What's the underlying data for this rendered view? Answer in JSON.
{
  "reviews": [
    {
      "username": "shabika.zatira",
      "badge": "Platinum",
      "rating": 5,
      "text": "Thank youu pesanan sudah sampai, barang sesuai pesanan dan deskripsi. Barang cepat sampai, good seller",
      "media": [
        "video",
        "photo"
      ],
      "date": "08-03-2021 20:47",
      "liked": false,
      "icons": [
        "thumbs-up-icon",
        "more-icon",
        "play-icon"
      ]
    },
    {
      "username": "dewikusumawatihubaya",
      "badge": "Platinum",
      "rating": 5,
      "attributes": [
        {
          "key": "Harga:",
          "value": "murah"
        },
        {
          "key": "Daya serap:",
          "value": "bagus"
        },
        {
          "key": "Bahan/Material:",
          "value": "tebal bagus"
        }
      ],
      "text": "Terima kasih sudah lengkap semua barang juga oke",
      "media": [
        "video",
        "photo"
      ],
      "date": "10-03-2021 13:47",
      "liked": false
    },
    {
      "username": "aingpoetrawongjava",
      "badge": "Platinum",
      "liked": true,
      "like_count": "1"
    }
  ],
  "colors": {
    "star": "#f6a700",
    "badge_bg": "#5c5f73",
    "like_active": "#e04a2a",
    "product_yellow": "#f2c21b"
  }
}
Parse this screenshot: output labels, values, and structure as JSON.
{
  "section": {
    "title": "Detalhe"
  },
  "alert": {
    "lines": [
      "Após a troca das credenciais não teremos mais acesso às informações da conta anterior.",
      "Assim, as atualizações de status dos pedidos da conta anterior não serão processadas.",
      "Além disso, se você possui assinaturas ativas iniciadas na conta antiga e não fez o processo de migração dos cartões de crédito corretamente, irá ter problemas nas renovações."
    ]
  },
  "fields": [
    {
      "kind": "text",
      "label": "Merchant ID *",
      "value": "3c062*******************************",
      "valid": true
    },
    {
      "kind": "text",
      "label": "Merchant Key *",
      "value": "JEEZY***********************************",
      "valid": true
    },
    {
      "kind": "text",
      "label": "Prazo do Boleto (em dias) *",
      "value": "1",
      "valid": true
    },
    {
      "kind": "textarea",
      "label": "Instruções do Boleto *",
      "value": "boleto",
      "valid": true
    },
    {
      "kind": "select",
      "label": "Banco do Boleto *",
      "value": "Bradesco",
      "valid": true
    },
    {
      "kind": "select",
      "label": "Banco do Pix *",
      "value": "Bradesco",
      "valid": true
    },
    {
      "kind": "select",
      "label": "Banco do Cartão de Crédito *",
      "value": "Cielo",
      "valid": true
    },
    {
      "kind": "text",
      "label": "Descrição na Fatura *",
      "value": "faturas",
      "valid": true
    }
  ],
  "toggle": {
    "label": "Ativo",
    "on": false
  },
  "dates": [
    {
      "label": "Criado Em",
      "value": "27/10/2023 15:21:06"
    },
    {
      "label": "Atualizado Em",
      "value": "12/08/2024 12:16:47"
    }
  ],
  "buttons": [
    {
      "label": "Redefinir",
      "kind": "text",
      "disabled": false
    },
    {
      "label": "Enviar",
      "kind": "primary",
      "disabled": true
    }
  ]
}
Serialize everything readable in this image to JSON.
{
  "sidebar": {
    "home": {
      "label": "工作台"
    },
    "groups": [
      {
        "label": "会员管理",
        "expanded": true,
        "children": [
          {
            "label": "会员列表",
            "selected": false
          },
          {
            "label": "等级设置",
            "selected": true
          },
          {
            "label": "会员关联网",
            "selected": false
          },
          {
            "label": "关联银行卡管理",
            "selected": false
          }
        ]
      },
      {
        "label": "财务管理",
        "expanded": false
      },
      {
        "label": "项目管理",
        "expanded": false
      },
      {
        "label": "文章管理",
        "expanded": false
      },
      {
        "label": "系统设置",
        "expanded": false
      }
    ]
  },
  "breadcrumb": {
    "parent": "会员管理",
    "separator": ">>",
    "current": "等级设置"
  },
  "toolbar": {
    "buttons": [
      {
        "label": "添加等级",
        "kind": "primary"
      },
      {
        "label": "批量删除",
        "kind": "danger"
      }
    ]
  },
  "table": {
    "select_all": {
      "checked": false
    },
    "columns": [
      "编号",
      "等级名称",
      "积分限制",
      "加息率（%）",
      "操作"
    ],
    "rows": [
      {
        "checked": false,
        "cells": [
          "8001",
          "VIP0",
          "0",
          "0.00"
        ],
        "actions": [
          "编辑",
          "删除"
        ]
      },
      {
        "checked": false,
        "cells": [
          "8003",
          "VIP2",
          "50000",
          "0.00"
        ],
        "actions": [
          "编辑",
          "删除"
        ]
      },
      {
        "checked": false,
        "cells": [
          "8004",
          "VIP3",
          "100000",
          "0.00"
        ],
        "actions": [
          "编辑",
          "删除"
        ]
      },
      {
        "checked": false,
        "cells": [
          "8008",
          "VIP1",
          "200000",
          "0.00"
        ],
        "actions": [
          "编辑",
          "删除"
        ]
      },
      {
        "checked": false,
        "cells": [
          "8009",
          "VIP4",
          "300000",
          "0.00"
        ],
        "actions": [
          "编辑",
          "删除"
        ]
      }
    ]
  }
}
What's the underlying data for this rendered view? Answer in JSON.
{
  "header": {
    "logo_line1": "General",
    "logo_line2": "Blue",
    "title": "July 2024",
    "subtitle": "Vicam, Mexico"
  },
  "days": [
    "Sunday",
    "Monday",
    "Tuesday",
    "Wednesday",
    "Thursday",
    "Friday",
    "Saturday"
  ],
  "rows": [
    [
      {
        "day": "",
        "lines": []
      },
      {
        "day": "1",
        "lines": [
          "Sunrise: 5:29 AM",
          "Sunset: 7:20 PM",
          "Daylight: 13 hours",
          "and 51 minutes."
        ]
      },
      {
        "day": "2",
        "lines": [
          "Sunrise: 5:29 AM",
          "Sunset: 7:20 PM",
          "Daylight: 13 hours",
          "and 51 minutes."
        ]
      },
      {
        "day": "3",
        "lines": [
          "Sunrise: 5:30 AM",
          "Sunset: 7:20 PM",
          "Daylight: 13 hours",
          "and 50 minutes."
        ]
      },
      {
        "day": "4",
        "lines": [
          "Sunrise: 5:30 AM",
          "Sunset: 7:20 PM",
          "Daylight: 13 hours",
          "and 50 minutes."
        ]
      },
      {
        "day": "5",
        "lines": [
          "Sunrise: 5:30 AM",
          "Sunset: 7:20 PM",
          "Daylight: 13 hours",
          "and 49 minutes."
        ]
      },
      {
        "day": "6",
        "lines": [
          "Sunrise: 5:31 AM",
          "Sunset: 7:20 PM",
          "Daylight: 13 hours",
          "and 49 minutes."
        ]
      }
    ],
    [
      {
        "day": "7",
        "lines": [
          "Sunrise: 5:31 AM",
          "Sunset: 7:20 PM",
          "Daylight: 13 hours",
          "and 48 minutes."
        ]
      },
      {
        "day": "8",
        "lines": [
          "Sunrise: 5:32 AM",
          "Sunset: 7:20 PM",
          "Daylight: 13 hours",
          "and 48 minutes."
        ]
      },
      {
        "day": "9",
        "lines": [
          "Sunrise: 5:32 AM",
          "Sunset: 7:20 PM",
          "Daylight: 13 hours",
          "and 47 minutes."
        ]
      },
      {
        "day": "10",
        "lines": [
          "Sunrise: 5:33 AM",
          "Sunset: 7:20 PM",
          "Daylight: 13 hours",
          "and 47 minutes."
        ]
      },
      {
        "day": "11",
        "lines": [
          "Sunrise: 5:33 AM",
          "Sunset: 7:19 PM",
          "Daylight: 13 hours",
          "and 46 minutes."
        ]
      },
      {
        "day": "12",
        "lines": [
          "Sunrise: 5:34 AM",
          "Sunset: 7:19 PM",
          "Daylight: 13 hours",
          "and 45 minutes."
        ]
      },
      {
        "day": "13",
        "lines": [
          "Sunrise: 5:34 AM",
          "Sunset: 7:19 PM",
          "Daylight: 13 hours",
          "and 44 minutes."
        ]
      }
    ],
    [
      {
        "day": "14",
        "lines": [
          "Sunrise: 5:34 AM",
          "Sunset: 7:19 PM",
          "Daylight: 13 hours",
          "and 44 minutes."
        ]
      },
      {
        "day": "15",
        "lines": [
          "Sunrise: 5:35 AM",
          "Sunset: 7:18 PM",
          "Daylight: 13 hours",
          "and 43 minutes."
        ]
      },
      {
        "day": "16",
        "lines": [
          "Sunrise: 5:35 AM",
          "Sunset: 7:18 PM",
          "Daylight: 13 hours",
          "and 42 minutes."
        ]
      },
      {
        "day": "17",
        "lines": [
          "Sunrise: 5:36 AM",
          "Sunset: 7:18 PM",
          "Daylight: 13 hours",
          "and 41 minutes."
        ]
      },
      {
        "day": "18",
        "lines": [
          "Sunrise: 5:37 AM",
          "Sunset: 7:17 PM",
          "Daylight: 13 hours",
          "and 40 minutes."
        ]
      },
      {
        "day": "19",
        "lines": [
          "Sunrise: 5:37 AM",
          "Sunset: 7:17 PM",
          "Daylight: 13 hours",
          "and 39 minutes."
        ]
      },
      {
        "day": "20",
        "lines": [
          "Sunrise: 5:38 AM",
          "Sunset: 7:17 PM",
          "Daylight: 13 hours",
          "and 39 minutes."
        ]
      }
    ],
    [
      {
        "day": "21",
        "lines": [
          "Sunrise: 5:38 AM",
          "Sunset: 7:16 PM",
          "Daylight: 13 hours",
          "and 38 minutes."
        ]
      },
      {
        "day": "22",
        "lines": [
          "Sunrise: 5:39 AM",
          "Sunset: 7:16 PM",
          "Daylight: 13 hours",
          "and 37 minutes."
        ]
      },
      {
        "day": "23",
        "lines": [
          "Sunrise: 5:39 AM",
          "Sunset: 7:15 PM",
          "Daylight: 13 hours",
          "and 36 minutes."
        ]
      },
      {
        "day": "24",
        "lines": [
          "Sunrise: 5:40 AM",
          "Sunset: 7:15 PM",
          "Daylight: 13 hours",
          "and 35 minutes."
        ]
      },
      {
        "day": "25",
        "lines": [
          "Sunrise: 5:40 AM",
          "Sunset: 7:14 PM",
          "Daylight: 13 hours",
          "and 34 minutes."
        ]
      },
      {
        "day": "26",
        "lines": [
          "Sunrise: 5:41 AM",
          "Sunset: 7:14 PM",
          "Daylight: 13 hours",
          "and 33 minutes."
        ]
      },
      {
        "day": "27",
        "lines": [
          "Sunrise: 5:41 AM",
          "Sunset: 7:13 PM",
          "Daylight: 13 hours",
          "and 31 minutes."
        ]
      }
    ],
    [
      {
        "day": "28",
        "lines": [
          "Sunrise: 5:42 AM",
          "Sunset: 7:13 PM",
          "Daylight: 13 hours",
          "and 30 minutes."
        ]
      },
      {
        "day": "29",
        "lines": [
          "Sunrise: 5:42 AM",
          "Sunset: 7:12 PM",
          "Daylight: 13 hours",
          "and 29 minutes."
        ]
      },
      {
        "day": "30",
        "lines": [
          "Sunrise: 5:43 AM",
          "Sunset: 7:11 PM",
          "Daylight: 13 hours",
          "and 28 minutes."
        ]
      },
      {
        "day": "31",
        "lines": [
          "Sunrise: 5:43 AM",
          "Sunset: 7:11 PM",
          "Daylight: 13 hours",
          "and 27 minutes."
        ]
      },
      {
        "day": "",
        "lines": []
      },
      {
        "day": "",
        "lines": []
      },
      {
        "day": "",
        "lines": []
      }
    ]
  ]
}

☆ ☆ ☆ ☆

→ TASK DIRECTIONS:
Which lines contain the word "sudah"? Copy each one.

→ EXERCISE ANSWER:
      "text": "Thank youu pesanan sudah sampai, barang sesuai pesanan dan deskripsi. Barang cepat sampai, good seller",
      "text": "Terima kasih sudah lengkap semua barang juga oke",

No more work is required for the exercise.